Stored entries

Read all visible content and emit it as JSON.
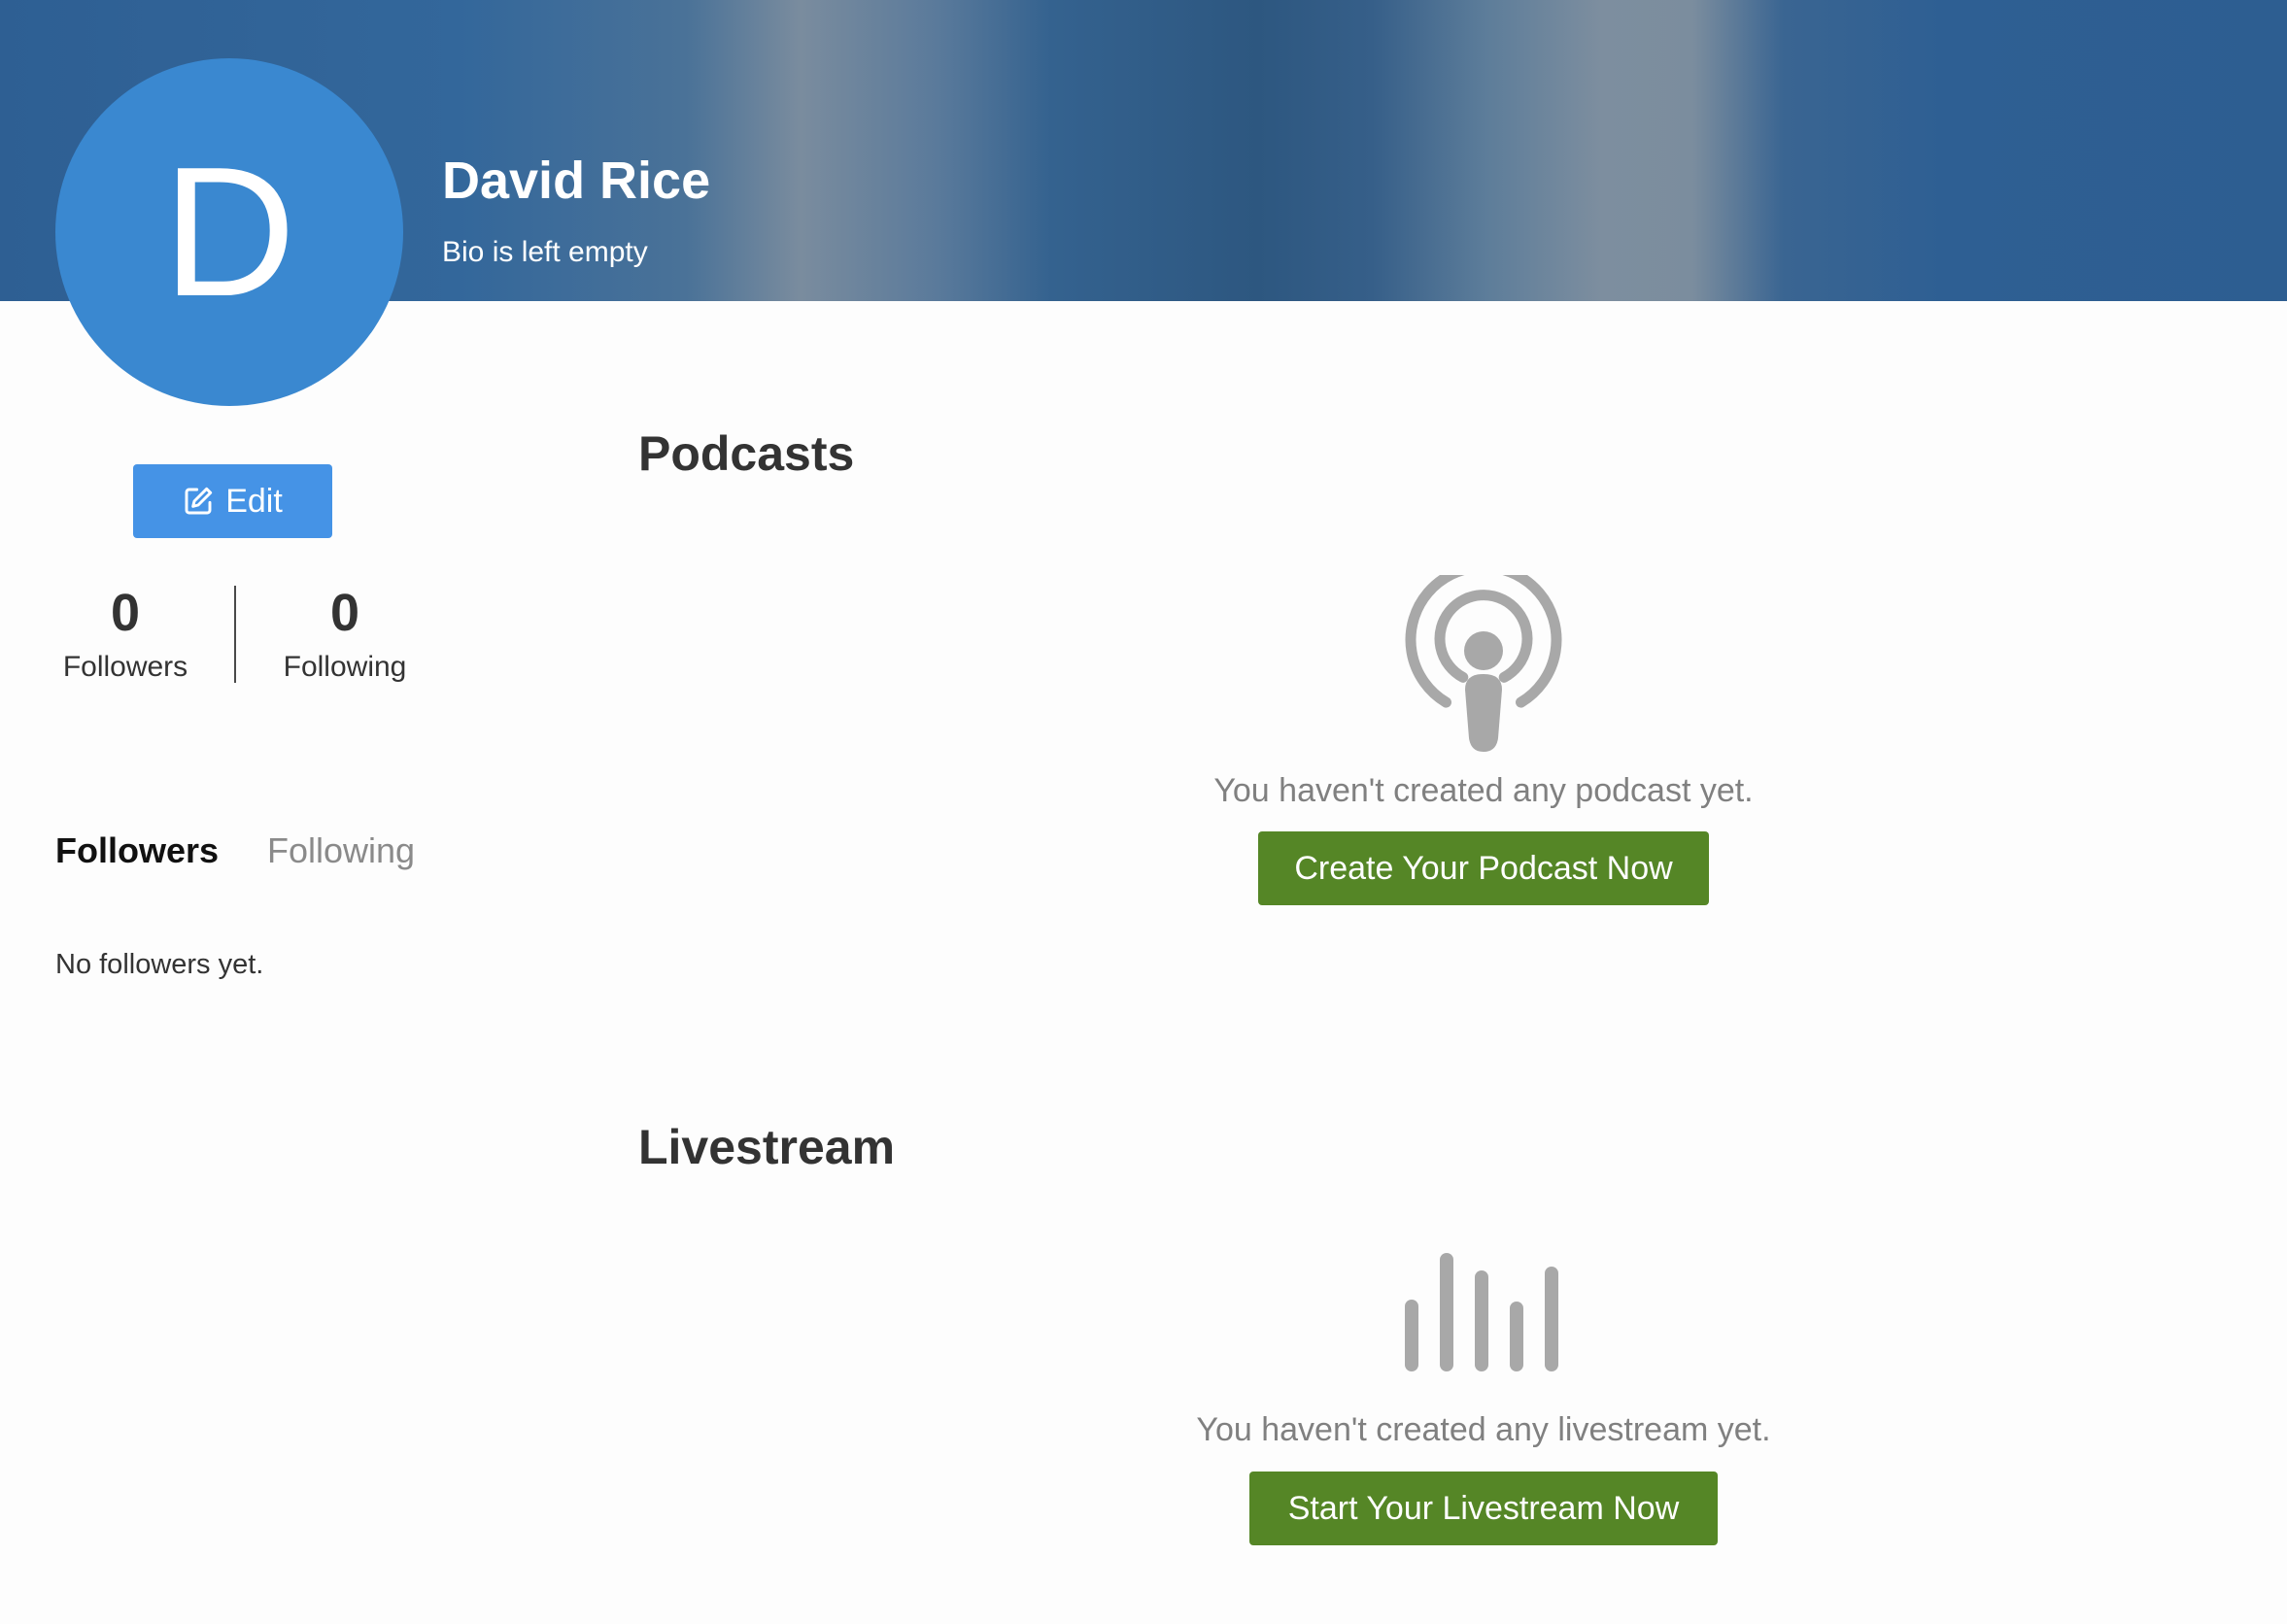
{
  "profile": {
    "avatar_initial": "D",
    "name": "David Rice",
    "bio": "Bio is left empty",
    "edit_label": "Edit"
  },
  "stats": {
    "followers_count": "0",
    "followers_label": "Followers",
    "following_count": "0",
    "following_label": "Following"
  },
  "tabs": {
    "followers_label": "Followers",
    "following_label": "Following",
    "active": "Followers",
    "empty_message": "No followers yet."
  },
  "podcasts": {
    "heading": "Podcasts",
    "icon": "podcast-icon",
    "empty_message": "You haven't created any podcast yet.",
    "cta_label": "Create Your Podcast Now"
  },
  "livestream": {
    "heading": "Livestream",
    "icon": "audio-bars-icon",
    "empty_message": "You haven't created any livestream yet.",
    "cta_label": "Start Your Livestream Now"
  },
  "colors": {
    "banner": "#2e5f93",
    "avatar": "#3a88d0",
    "edit_button": "#4593e6",
    "cta_button": "#558626",
    "muted_icon": "#a8a8a8"
  }
}
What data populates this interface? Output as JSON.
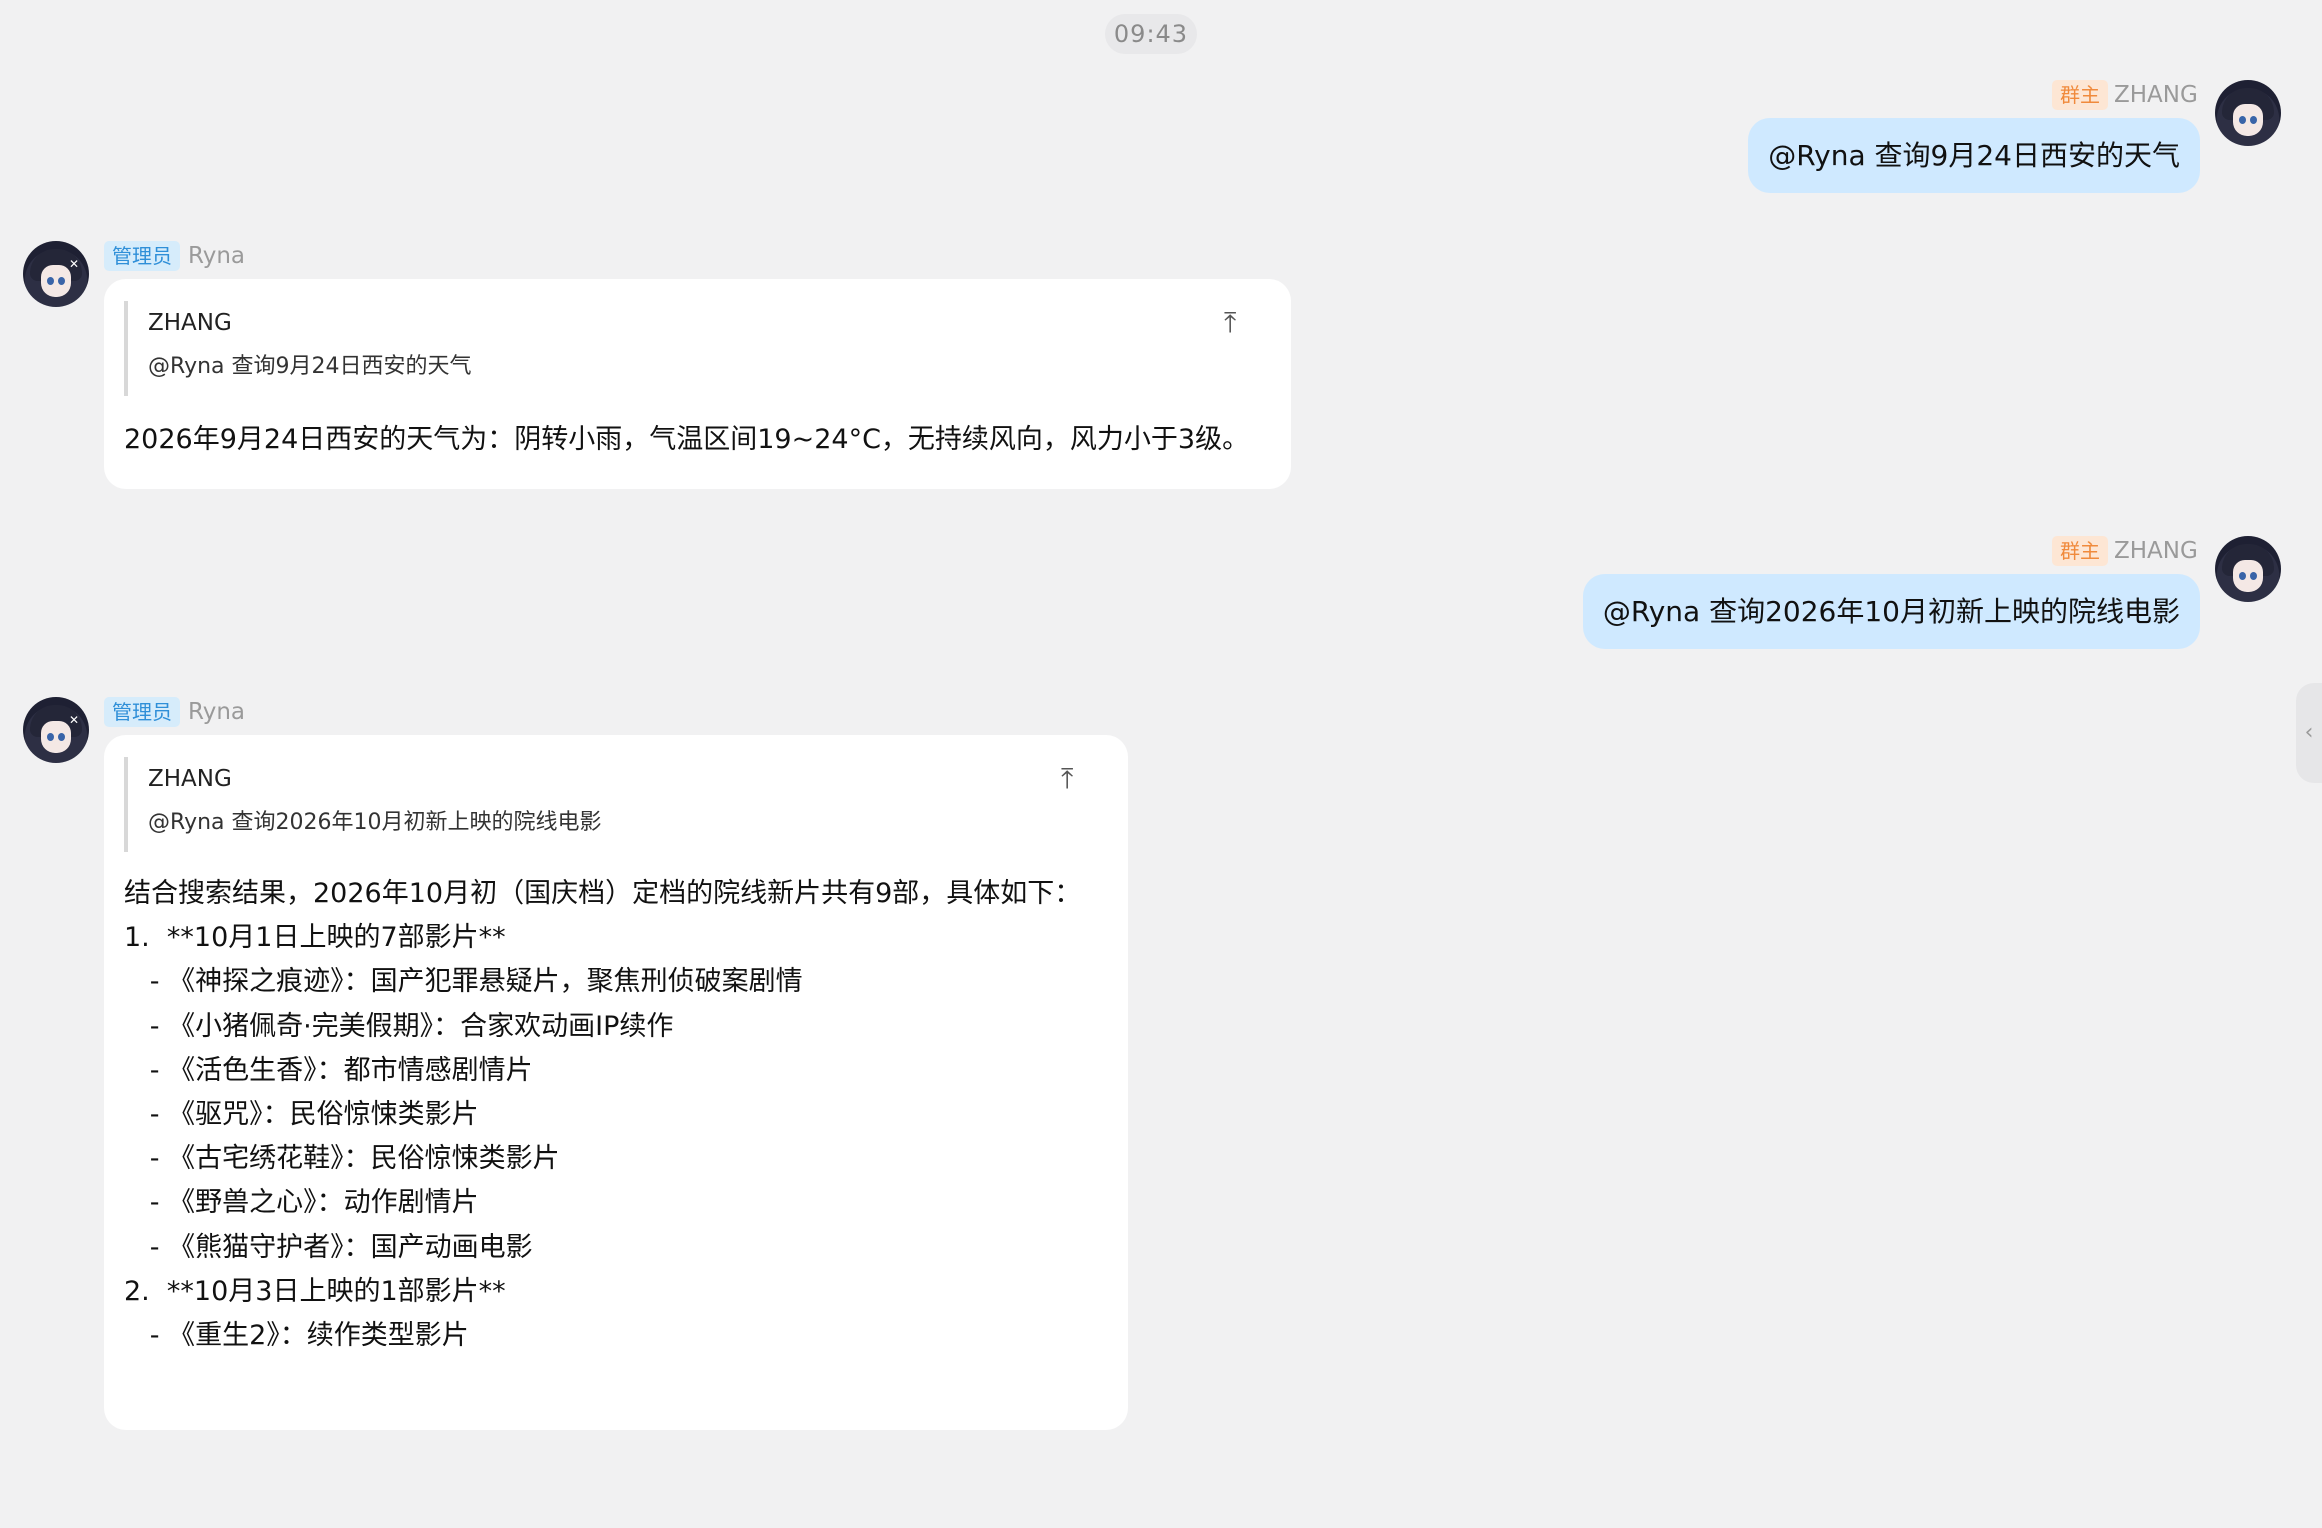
{
  "timestamp": "09:43",
  "messages": [
    {
      "sender": "ZHANG",
      "role": "群主",
      "text": "@Ryna 查询9月24日西安的天气"
    },
    {
      "sender": "Ryna",
      "role": "管理员",
      "quote": {
        "name": "ZHANG",
        "text": "@Ryna 查询9月24日西安的天气",
        "jump_icon": "⤒"
      },
      "text": "2026年9月24日西安的天气为：阴转小雨，气温区间19~24°C，无持续风向，风力小于3级。"
    },
    {
      "sender": "ZHANG",
      "role": "群主",
      "text": "@Ryna 查询2026年10月初新上映的院线电影"
    },
    {
      "sender": "Ryna",
      "role": "管理员",
      "quote": {
        "name": "ZHANG",
        "text": "@Ryna 查询2026年10月初新上映的院线电影",
        "jump_icon": "⤒"
      },
      "text": "结合搜索结果，2026年10月初（国庆档）定档的院线新片共有9部，具体如下：\n1.  **10月1日上映的7部影片**\n   - 《神探之痕迹》：国产犯罪悬疑片，聚焦刑侦破案剧情\n   - 《小猪佩奇·完美假期》：合家欢动画IP续作\n   - 《活色生香》：都市情感剧情片\n   - 《驱咒》：民俗惊悚类影片\n   - 《古宅绣花鞋》：民俗惊悚类影片\n   - 《野兽之心》：动作剧情片\n   - 《熊猫守护者》：国产动画电影\n2.  **10月3日上映的1部影片**\n   - 《重生2》：续作类型影片"
    }
  ],
  "side_panel_toggle": "‹"
}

◆ Task to complete
The records above are to be reproduced exactly; the pictures are to be left out.

◆ Complete answer
Read all visible content and emit it as JSON.
{
  "profile": {
    "avatar_initial": "D",
    "name": "David Rice",
    "bio": "Bio is left empty",
    "edit_label": "Edit"
  },
  "stats": {
    "followers_count": "0",
    "followers_label": "Followers",
    "following_count": "0",
    "following_label": "Following"
  },
  "tabs": {
    "followers_label": "Followers",
    "following_label": "Following",
    "active": "Followers",
    "empty_message": "No followers yet."
  },
  "podcasts": {
    "heading": "Podcasts",
    "icon": "podcast-icon",
    "empty_message": "You haven't created any podcast yet.",
    "cta_label": "Create Your Podcast Now"
  },
  "livestream": {
    "heading": "Livestream",
    "icon": "audio-bars-icon",
    "empty_message": "You haven't created any livestream yet.",
    "cta_label": "Start Your Livestream Now"
  },
  "colors": {
    "banner": "#2e5f93",
    "avatar": "#3a88d0",
    "edit_button": "#4593e6",
    "cta_button": "#558626",
    "muted_icon": "#a8a8a8"
  }
}
What data populates this interface? Output as JSON.
{
  "timestamp": "09:43",
  "messages": [
    {
      "sender": "ZHANG",
      "role": "群主",
      "text": "@Ryna 查询9月24日西安的天气"
    },
    {
      "sender": "Ryna",
      "role": "管理员",
      "quote": {
        "name": "ZHANG",
        "text": "@Ryna 查询9月24日西安的天气",
        "jump_icon": "⤒"
      },
      "text": "2026年9月24日西安的天气为：阴转小雨，气温区间19~24°C，无持续风向，风力小于3级。"
    },
    {
      "sender": "ZHANG",
      "role": "群主",
      "text": "@Ryna 查询2026年10月初新上映的院线电影"
    },
    {
      "sender": "Ryna",
      "role": "管理员",
      "quote": {
        "name": "ZHANG",
        "text": "@Ryna 查询2026年10月初新上映的院线电影",
        "jump_icon": "⤒"
      },
      "text": "结合搜索结果，2026年10月初（国庆档）定档的院线新片共有9部，具体如下：\n1.  **10月1日上映的7部影片**\n   - 《神探之痕迹》：国产犯罪悬疑片，聚焦刑侦破案剧情\n   - 《小猪佩奇·完美假期》：合家欢动画IP续作\n   - 《活色生香》：都市情感剧情片\n   - 《驱咒》：民俗惊悚类影片\n   - 《古宅绣花鞋》：民俗惊悚类影片\n   - 《野兽之心》：动作剧情片\n   - 《熊猫守护者》：国产动画电影\n2.  **10月3日上映的1部影片**\n   - 《重生2》：续作类型影片"
    }
  ],
  "side_panel_toggle": "‹"
}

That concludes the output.